_Data excerpts_:
=-=-=

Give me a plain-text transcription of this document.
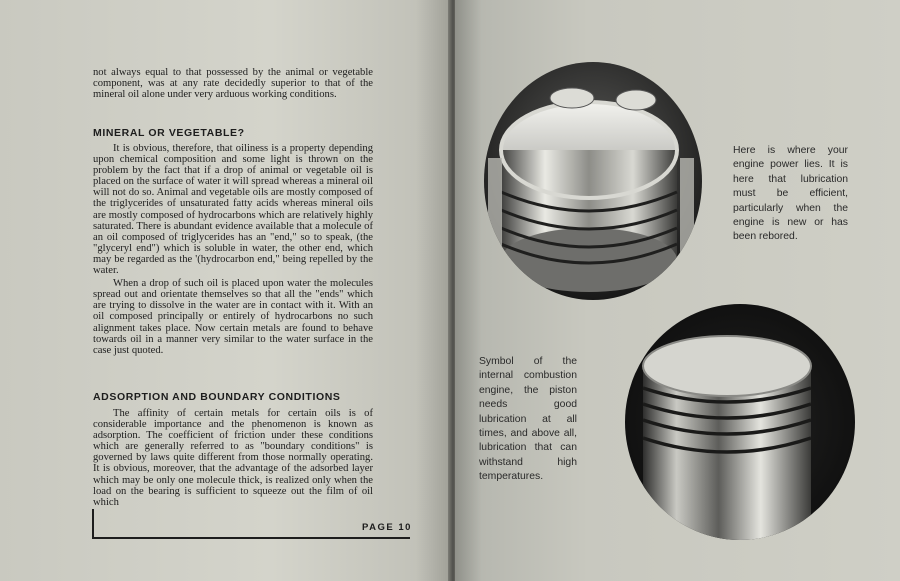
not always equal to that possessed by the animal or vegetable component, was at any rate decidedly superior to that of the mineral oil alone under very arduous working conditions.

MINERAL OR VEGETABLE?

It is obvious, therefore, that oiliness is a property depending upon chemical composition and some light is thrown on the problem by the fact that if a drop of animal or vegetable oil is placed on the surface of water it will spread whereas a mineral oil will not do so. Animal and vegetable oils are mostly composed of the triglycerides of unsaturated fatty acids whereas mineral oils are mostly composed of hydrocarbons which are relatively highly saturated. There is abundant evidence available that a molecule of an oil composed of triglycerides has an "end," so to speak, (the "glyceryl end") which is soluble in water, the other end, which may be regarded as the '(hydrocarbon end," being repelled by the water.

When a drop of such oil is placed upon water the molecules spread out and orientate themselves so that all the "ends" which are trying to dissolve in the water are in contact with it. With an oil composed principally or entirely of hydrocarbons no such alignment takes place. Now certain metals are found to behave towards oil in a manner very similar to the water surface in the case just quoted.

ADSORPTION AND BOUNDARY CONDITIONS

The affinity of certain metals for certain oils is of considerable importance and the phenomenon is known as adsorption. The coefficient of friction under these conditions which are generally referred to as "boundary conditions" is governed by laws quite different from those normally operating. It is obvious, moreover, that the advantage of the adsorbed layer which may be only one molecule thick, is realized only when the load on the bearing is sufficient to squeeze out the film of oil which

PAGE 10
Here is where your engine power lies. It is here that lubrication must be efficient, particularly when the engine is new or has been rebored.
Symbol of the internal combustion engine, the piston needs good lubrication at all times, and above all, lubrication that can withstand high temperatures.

=-=-=

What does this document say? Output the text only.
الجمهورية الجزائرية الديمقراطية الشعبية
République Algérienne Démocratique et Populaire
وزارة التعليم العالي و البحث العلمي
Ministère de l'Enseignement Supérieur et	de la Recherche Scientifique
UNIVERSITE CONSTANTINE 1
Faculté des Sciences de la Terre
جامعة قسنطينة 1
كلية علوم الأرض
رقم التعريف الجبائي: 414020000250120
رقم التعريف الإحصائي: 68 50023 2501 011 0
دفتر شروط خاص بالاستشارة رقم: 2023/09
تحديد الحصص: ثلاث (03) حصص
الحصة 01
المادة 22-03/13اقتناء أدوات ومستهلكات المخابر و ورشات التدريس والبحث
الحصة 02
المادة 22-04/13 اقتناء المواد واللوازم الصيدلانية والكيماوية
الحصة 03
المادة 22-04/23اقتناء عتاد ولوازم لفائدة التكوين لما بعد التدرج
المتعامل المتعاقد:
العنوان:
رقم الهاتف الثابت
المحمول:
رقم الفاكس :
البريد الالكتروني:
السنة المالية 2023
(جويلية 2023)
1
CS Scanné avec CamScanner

=-=-=

Select all lines in the listing above where the word "animal" appears, and show them.

not always equal to that possessed by the animal or vegetable component, was at any rate decidedly superior to that of the mineral oil alone under very arduous working conditions.
It is obvious, therefore, that oiliness is a property depending upon chemical composition and some light is thrown on the problem by the fact that if a drop of animal or vegetable oil is placed on the surface of water it will spread whereas a mineral oil will not do so. Animal and vegetable oils are mostly composed of the triglycerides of unsaturated fatty acids whereas mineral oils are mostly composed of hydrocarbons which are relatively highly saturated. There is abundant evidence available that a molecule of an oil composed of triglycerides has an "end," so to speak, (the "glyceryl end") which is soluble in water, the other end, which may be regarded as the '(hydrocarbon end," being repelled by the water.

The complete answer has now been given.